How many of the lines that follow contain the word "JSON"? Give only the number.

((

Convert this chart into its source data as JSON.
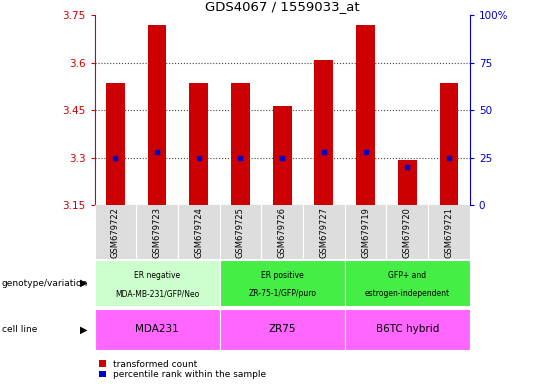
{
  "title": "GDS4067 / 1559033_at",
  "samples": [
    "GSM679722",
    "GSM679723",
    "GSM679724",
    "GSM679725",
    "GSM679726",
    "GSM679727",
    "GSM679719",
    "GSM679720",
    "GSM679721"
  ],
  "bar_top": [
    3.535,
    3.72,
    3.535,
    3.535,
    3.465,
    3.61,
    3.72,
    3.295,
    3.535
  ],
  "bar_bottom": 3.15,
  "blue_pct": [
    25,
    28,
    25,
    25,
    25,
    28,
    28,
    20,
    25
  ],
  "ylim_left": [
    3.15,
    3.75
  ],
  "ylim_right": [
    0,
    100
  ],
  "yticks_left": [
    3.15,
    3.3,
    3.45,
    3.6,
    3.75
  ],
  "yticks_right": [
    0,
    25,
    50,
    75,
    100
  ],
  "ytick_labels_right": [
    "0",
    "25",
    "50",
    "75",
    "100%"
  ],
  "bar_color": "#cc0000",
  "blue_color": "#0000cc",
  "grid_color": "#444444",
  "axis_color_left": "#cc0000",
  "axis_color_right": "#0000cc",
  "genotype_groups": [
    {
      "label": "ER negative\nMDA-MB-231/GFP/Neo",
      "span": [
        0,
        3
      ],
      "color": "#ccffcc"
    },
    {
      "label": "ER positive\nZR-75-1/GFP/puro",
      "span": [
        3,
        6
      ],
      "color": "#44ee44"
    },
    {
      "label": "GFP+ and\nestrogen-independent",
      "span": [
        6,
        9
      ],
      "color": "#44ee44"
    }
  ],
  "cell_line_groups": [
    {
      "label": "MDA231",
      "span": [
        0,
        3
      ],
      "color": "#ff66ff"
    },
    {
      "label": "ZR75",
      "span": [
        3,
        6
      ],
      "color": "#ff66ff"
    },
    {
      "label": "B6TC hybrid",
      "span": [
        6,
        9
      ],
      "color": "#ff66ff"
    }
  ],
  "legend_red_label": "transformed count",
  "legend_blue_label": "percentile rank within the sample",
  "genotype_row_label": "genotype/variation",
  "cell_line_row_label": "cell line"
}
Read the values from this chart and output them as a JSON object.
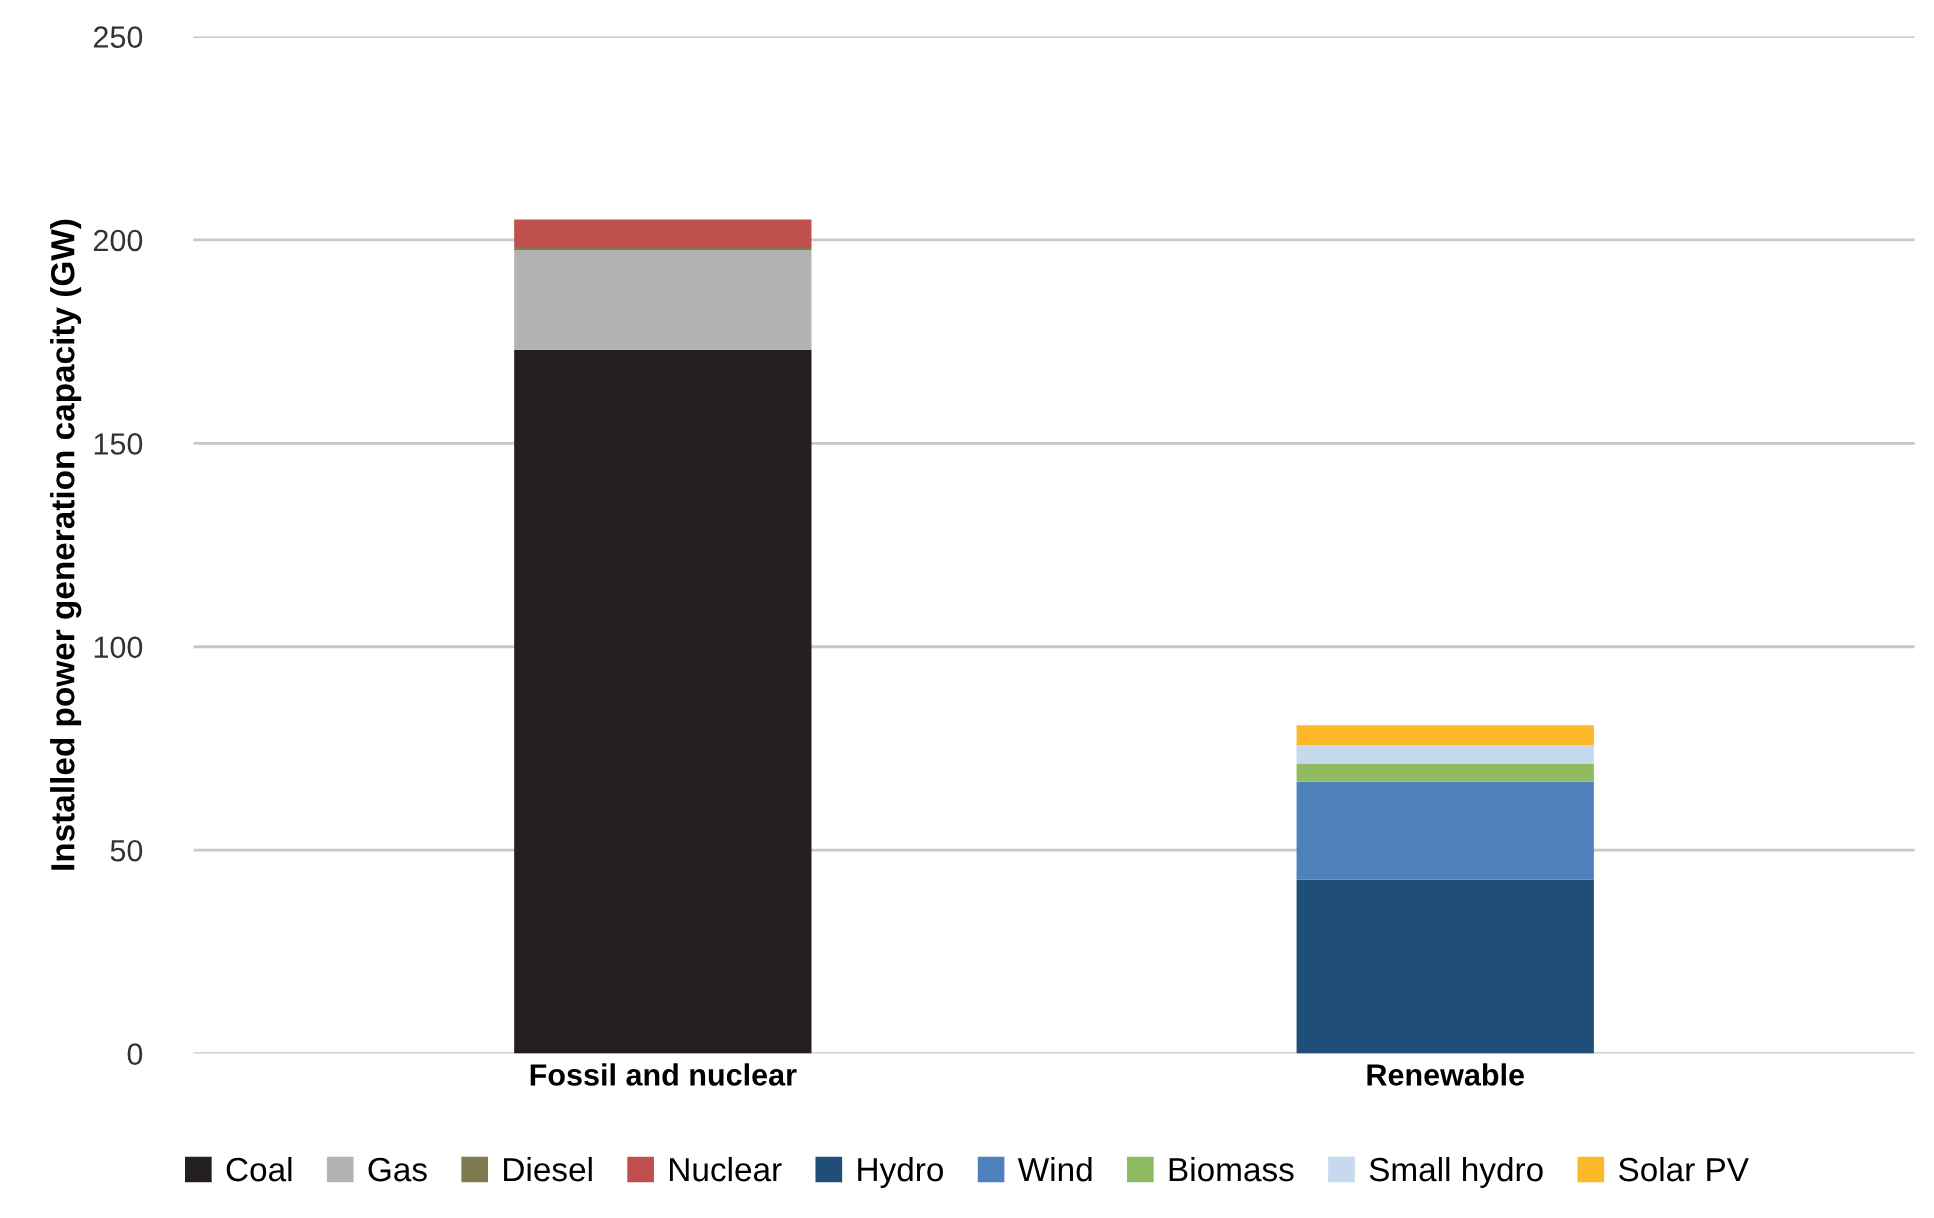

))

* **Task solution**
2